Recorded data
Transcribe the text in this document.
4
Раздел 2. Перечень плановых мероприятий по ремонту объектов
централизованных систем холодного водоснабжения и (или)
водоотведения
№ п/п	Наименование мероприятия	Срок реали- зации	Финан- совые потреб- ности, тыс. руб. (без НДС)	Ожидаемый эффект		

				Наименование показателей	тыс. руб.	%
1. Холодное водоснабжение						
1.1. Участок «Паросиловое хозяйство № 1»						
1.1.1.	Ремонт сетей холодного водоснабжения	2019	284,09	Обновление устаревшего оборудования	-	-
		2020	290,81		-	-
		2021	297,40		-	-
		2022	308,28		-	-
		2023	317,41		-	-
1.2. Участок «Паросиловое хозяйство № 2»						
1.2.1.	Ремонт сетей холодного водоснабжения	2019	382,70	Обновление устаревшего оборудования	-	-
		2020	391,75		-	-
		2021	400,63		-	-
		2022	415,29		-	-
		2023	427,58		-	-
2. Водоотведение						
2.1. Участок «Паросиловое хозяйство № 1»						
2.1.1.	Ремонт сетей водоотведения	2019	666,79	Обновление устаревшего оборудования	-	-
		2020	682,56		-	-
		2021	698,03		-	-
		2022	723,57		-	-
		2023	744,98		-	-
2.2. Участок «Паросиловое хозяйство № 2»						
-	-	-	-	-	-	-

• _WHAT IS EXPECTED_: Each line with the string "Наименование" in it needs to be found and copied.

• _ANSWER_:
№ п/п	Наименование мероприятия	Срок реали- зации	Финан- совые потреб- ности, тыс. руб. (без НДС)	Ожидаемый эффект		
				Наименование показателей	тыс. руб.	%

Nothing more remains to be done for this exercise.